_What to do_
Search the material below for the word "size" and copy every line in which it occurs.
╭─ Entries shown
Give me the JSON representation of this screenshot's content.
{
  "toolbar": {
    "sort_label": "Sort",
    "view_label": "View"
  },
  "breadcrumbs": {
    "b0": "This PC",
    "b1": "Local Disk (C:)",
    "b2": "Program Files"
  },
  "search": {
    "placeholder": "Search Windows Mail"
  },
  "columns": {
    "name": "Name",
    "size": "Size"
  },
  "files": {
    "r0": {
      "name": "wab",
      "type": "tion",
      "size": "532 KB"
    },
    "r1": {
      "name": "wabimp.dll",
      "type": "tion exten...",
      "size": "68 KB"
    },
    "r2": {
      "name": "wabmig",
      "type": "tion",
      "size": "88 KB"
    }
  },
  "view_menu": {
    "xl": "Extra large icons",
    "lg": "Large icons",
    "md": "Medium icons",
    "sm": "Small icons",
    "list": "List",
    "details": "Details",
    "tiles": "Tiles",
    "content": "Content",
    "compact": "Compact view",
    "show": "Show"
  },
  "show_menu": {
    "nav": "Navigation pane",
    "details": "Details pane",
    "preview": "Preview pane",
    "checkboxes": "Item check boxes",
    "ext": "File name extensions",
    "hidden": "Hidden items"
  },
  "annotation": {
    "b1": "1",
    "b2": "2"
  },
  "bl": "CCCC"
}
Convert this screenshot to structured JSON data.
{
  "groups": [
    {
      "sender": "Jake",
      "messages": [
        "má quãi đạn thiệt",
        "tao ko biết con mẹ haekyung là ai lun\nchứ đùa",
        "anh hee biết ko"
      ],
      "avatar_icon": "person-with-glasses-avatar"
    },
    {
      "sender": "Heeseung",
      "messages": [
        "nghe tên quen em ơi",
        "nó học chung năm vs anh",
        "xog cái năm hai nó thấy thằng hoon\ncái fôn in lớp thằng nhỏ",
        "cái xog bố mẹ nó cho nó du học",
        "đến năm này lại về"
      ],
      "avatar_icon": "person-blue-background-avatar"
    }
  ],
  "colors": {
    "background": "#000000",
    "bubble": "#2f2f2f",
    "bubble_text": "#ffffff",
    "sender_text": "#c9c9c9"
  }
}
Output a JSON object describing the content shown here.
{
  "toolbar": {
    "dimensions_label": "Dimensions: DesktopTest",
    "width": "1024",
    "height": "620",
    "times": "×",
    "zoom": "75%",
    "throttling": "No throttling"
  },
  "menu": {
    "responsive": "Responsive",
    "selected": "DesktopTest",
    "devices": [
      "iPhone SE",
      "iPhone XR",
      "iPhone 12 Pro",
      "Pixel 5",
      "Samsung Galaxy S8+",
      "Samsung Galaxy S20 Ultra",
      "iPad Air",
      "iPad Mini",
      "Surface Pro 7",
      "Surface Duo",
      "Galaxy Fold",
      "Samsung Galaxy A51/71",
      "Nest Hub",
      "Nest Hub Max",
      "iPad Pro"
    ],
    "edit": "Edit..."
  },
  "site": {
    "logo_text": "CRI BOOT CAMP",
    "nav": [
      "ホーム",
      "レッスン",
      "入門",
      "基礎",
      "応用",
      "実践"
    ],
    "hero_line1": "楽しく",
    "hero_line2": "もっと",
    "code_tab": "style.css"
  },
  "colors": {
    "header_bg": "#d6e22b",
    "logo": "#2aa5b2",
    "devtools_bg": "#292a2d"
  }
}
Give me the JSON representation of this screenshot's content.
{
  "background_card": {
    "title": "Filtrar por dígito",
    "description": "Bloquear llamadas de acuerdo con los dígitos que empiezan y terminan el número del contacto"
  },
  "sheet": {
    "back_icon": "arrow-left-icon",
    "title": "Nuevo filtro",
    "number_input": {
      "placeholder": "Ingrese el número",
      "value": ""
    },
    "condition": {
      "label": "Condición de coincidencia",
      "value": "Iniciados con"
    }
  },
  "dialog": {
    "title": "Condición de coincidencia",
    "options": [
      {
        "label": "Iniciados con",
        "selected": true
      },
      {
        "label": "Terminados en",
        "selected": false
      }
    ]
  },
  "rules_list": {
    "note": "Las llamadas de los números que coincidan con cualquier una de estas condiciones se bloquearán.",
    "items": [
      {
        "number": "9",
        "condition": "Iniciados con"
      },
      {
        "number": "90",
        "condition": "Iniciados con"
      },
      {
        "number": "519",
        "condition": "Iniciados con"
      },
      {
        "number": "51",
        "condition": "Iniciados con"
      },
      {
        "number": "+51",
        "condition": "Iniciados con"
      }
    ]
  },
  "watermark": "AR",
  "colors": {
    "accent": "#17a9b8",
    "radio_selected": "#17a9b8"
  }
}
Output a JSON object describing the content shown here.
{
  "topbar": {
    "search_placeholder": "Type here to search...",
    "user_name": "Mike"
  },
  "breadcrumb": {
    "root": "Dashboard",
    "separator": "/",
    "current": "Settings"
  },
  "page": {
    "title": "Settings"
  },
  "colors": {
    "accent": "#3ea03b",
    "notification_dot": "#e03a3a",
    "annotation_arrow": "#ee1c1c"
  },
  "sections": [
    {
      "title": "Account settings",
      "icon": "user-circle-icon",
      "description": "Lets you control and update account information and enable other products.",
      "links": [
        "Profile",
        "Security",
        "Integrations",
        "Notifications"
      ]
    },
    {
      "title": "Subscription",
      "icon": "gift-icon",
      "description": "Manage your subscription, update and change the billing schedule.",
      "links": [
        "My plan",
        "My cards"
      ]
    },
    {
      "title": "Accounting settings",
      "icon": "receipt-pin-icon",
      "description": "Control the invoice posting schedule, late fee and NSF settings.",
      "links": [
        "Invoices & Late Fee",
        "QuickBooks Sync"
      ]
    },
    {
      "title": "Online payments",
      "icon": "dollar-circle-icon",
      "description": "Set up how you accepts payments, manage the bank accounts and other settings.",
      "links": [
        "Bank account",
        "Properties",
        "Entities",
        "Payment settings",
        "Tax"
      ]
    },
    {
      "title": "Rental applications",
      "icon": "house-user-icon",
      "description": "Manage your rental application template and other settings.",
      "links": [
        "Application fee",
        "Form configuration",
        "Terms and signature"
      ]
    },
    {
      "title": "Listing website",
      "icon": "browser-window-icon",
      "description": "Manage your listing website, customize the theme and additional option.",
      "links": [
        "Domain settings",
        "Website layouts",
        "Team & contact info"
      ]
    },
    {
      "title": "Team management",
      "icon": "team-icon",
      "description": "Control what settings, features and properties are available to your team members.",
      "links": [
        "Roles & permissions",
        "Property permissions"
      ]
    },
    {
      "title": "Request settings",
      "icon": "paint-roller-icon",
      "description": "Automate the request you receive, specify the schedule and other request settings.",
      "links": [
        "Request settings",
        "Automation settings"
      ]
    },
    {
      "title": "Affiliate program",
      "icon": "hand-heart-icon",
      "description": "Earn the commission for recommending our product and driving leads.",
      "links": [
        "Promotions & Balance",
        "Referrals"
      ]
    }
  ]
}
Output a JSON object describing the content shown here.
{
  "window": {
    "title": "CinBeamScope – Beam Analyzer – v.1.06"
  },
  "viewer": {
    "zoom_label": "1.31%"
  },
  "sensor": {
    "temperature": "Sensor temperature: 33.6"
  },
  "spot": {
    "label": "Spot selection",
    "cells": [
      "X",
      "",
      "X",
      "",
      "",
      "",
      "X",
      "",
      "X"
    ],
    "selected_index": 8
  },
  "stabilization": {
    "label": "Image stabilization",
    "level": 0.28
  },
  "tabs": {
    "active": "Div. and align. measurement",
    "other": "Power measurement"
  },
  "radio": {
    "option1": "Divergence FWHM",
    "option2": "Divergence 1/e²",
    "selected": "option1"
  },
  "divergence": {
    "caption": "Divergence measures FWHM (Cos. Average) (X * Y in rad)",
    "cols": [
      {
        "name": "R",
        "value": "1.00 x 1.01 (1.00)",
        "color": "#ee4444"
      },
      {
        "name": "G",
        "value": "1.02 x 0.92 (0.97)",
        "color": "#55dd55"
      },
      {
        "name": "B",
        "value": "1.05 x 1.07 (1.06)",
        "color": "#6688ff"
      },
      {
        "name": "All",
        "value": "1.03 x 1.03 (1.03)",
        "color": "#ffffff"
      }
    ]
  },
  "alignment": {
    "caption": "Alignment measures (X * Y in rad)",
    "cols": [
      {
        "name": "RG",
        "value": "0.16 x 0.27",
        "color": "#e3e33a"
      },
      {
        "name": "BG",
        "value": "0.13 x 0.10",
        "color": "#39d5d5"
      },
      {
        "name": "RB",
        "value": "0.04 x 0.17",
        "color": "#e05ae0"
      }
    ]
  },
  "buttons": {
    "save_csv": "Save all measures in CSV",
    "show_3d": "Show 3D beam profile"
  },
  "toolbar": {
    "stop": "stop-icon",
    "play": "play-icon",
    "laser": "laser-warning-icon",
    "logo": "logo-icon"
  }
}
╰─
_Exercise response_
    "size": "Size"
      "size": "532 KB"
      "size": "68 KB"
      "size": "88 KB"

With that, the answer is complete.